[Data entries]
=-=-=
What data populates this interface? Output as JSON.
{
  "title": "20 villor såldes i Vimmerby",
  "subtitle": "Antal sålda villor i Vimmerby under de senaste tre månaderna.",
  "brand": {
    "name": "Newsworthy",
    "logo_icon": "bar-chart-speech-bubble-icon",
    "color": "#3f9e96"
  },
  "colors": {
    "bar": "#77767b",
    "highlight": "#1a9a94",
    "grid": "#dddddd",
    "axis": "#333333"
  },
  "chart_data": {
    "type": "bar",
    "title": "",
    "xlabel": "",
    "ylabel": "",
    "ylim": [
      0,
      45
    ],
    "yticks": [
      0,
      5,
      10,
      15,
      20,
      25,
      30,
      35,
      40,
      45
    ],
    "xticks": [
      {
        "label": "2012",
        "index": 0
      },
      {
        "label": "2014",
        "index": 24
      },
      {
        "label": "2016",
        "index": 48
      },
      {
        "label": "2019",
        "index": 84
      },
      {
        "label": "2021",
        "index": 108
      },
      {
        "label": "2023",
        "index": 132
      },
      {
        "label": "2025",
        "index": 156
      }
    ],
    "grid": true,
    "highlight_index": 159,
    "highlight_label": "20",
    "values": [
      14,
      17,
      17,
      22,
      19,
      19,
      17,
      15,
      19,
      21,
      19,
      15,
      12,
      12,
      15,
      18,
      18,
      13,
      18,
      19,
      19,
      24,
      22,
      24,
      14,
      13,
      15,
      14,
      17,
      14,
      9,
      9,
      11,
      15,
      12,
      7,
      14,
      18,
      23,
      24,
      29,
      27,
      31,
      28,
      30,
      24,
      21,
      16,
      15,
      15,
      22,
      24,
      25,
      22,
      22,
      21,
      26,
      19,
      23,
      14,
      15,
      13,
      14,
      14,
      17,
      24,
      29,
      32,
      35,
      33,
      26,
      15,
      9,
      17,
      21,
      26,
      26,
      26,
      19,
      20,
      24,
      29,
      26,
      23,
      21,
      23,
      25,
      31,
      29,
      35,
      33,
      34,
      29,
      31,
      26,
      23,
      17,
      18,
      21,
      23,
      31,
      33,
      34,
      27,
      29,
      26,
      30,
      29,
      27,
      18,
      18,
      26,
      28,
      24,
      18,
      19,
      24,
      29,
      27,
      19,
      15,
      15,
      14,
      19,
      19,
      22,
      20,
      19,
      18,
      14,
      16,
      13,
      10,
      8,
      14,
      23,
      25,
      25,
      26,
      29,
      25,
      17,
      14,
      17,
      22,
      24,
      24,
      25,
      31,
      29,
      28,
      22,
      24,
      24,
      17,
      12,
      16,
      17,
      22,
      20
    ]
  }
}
=-=-=
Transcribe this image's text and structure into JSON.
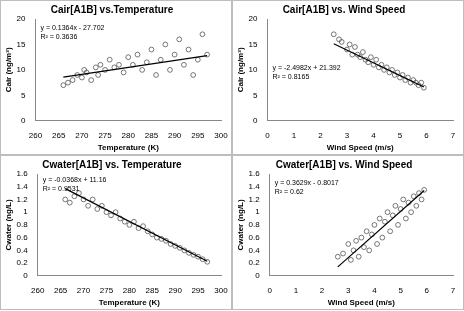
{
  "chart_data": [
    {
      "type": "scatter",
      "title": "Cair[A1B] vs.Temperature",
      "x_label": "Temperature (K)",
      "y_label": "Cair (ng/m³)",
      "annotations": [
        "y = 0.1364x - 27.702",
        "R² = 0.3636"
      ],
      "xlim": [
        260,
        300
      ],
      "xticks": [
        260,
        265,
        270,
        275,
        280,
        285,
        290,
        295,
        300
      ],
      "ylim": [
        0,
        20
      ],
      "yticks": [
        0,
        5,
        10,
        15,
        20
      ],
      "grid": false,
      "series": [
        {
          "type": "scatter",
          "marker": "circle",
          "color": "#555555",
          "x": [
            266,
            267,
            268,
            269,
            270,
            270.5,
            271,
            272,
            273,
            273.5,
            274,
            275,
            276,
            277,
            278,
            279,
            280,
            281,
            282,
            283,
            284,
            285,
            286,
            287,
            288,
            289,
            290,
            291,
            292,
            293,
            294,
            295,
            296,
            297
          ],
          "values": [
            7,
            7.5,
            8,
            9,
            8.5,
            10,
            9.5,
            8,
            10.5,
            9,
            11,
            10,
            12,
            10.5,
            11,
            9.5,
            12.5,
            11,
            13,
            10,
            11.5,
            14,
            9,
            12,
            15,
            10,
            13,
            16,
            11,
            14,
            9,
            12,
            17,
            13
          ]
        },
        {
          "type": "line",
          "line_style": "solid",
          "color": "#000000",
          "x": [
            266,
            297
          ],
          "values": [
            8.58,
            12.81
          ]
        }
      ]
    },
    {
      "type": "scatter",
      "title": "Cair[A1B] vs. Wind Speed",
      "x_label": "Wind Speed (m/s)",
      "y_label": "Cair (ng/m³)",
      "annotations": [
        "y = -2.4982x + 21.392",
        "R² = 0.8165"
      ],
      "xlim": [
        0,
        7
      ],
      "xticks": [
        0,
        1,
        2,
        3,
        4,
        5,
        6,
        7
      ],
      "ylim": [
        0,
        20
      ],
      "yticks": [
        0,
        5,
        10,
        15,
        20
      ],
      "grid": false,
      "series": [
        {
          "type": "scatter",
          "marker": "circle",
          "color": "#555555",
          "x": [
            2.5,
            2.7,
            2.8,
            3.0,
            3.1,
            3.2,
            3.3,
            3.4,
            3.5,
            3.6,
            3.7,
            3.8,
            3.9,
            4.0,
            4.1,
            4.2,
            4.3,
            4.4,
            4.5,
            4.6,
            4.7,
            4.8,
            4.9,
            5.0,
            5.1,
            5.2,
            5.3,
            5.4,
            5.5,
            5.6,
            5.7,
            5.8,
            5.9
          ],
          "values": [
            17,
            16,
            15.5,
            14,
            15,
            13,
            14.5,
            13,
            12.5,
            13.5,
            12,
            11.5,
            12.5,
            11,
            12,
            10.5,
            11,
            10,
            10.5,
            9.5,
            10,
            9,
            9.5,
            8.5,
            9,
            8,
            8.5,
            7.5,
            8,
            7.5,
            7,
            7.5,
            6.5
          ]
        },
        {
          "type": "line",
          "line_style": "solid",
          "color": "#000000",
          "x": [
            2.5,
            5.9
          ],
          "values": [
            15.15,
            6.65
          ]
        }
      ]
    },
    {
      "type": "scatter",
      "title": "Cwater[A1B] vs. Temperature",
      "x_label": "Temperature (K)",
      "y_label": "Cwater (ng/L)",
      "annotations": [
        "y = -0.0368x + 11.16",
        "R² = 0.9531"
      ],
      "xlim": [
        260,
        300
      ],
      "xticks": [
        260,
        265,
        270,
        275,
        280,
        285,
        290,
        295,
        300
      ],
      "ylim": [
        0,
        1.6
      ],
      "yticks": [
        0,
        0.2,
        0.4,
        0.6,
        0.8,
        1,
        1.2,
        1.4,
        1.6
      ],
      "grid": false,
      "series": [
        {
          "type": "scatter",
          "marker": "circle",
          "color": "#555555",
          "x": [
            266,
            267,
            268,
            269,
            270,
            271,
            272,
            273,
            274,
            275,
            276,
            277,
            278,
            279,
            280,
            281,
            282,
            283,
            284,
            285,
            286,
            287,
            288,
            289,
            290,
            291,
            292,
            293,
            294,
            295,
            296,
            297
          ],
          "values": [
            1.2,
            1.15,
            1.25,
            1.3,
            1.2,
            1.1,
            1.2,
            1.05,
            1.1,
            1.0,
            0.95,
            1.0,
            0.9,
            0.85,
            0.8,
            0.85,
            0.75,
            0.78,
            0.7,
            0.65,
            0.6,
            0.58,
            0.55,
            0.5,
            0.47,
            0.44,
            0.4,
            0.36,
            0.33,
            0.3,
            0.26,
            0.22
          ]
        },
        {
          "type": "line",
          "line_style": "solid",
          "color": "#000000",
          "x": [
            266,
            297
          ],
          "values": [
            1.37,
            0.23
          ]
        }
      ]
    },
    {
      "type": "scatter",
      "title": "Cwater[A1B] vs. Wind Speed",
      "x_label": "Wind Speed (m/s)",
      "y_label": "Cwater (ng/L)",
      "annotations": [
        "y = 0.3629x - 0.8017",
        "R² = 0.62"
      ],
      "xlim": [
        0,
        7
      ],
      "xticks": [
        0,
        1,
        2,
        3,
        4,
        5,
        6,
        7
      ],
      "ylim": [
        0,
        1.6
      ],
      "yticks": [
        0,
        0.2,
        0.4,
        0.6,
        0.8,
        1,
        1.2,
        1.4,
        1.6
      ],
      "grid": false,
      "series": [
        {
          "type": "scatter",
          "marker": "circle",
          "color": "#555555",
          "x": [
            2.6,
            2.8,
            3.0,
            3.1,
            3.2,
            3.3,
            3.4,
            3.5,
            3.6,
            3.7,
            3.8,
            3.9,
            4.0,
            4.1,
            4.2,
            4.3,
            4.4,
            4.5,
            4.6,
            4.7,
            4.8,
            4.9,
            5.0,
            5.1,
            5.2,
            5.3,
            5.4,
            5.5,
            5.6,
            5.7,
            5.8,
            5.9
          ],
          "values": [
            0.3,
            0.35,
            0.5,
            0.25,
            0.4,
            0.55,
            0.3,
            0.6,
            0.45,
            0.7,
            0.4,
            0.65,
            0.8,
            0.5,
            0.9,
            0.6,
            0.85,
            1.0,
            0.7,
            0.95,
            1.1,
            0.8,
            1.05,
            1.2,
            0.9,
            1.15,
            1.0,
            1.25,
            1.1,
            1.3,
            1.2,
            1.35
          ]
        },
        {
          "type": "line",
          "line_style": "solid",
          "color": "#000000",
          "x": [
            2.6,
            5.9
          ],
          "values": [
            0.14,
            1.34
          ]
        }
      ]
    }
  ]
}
=-=-=
WHAT IS REQUIRED: Search the listing above for the string "this". Copy every line that contains it.

RESPONSE BELOW:
What data populates this interface? Output as JSON.
Transcribe this image's text and structure into JSON.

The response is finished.